**Problem requirements**
Reproduce the records from their first line through the line containing "115, 1319, 135]", changing every "Ethereum / TetherUS" to "ETH / USDT" and leaving everything else unchanged.

**Records shown**
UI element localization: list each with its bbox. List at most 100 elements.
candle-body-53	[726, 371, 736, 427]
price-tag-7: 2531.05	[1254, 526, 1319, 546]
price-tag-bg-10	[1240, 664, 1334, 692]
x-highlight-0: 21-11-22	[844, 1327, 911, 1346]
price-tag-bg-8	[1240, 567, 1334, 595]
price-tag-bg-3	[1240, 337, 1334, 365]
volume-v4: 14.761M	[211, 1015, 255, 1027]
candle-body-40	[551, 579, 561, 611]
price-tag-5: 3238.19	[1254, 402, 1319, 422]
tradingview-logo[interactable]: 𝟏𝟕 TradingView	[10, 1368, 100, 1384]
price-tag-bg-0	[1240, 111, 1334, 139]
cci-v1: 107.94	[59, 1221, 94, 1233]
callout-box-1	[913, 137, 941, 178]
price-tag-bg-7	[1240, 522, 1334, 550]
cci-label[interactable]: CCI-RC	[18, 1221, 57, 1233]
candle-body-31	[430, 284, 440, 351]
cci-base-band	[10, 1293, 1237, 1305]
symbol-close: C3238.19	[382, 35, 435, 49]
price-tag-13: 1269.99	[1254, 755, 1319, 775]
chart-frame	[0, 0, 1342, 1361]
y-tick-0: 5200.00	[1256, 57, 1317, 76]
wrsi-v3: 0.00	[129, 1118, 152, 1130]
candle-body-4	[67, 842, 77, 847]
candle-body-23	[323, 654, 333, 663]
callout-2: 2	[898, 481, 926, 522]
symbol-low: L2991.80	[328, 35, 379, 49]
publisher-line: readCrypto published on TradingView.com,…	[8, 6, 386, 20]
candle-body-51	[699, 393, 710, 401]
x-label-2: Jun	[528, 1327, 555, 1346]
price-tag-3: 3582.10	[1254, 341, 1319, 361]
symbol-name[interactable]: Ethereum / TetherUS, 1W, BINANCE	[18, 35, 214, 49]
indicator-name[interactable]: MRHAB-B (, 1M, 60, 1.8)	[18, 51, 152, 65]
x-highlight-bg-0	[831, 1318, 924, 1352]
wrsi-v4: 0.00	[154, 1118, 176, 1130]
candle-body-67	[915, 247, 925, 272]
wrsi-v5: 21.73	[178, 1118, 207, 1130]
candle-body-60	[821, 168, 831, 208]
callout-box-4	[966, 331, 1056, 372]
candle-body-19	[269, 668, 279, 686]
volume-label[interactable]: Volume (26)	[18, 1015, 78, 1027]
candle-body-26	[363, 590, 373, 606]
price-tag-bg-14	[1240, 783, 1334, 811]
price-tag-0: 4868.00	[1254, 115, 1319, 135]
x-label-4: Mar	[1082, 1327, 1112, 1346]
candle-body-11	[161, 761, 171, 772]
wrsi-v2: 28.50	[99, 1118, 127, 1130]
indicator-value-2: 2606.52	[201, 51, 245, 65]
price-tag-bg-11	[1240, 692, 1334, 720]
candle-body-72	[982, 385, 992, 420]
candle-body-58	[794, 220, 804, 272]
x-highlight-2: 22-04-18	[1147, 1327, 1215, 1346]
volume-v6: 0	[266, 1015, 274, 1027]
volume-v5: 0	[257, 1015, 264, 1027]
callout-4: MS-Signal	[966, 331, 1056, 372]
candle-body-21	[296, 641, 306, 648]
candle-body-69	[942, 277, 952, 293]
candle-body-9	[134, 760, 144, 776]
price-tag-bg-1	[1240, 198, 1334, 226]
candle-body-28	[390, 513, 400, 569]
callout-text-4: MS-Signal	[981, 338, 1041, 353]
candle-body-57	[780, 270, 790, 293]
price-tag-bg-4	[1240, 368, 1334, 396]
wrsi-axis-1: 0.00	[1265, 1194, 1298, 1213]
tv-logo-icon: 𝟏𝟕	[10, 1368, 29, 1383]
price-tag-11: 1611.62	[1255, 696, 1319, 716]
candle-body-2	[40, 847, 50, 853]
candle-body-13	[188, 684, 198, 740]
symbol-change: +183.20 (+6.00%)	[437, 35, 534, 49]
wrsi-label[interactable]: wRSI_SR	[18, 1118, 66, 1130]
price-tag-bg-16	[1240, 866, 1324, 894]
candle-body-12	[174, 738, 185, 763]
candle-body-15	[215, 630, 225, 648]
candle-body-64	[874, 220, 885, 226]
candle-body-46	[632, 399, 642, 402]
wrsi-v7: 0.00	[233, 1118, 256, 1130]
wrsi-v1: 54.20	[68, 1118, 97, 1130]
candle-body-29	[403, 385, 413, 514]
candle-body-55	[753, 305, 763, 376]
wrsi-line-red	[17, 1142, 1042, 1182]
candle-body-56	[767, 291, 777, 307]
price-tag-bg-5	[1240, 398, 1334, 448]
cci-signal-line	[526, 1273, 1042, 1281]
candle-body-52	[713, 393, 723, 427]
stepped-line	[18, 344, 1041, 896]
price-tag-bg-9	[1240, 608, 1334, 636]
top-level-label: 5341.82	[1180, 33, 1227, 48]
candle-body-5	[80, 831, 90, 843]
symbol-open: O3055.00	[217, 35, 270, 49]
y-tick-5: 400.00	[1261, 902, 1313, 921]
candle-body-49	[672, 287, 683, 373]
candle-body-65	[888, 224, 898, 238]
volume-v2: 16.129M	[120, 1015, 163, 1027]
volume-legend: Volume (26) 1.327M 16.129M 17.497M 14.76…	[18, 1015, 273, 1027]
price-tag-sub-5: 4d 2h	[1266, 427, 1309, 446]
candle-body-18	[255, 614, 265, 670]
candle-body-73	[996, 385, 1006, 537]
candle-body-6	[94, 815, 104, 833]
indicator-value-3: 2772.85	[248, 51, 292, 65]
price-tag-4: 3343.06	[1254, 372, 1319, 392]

**Response to the exercise**
UI element localization: list each with its bbox. List at most 100 elements.
candle-body-53	[726, 371, 736, 427]
price-tag-7: 2531.05	[1254, 526, 1319, 546]
price-tag-bg-10	[1240, 664, 1334, 692]
x-highlight-0: 21-11-22	[844, 1327, 911, 1346]
price-tag-bg-8	[1240, 567, 1334, 595]
price-tag-bg-3	[1240, 337, 1334, 365]
volume-v4: 14.761M	[211, 1015, 255, 1027]
candle-body-40	[551, 579, 561, 611]
price-tag-5: 3238.19	[1254, 402, 1319, 422]
tradingview-logo[interactable]: 𝟏𝟕 TradingView	[10, 1368, 100, 1384]
price-tag-bg-0	[1240, 111, 1334, 139]
cci-v1: 107.94	[59, 1221, 94, 1233]
callout-box-1	[913, 137, 941, 178]
price-tag-bg-7	[1240, 522, 1334, 550]
cci-label[interactable]: CCI-RC	[18, 1221, 57, 1233]
candle-body-31	[430, 284, 440, 351]
cci-base-band	[10, 1293, 1237, 1305]
symbol-close: C3238.19	[382, 35, 435, 49]
price-tag-13: 1269.99	[1254, 755, 1319, 775]
chart-frame	[0, 0, 1342, 1361]
y-tick-0: 5200.00	[1256, 57, 1317, 76]
wrsi-v3: 0.00	[129, 1118, 152, 1130]
candle-body-4	[67, 842, 77, 847]
candle-body-23	[323, 654, 333, 663]
callout-2: 2	[898, 481, 926, 522]
symbol-low: L2991.80	[328, 35, 379, 49]
publisher-line: readCrypto published on TradingView.com,…	[8, 6, 386, 20]
candle-body-51	[699, 393, 710, 401]
x-label-2: Jun	[528, 1327, 555, 1346]
price-tag-3: 3582.10	[1254, 341, 1319, 361]
symbol-name[interactable]: ETH / USDT, 1W, BINANCE	[18, 35, 214, 49]
indicator-name[interactable]: MRHAB-B (, 1M, 60, 1.8)	[18, 51, 152, 65]
x-highlight-bg-0	[831, 1318, 924, 1352]
wrsi-v4: 0.00	[154, 1118, 176, 1130]
candle-body-67	[915, 247, 925, 272]
wrsi-v5: 21.73	[178, 1118, 207, 1130]
candle-body-60	[821, 168, 831, 208]
callout-box-4	[966, 331, 1056, 372]
candle-body-19	[269, 668, 279, 686]
volume-label[interactable]: Volume (26)	[18, 1015, 78, 1027]
candle-body-26	[363, 590, 373, 606]
price-tag-bg-14	[1240, 783, 1334, 811]
price-tag-0: 4868.00	[1254, 115, 1319, 135]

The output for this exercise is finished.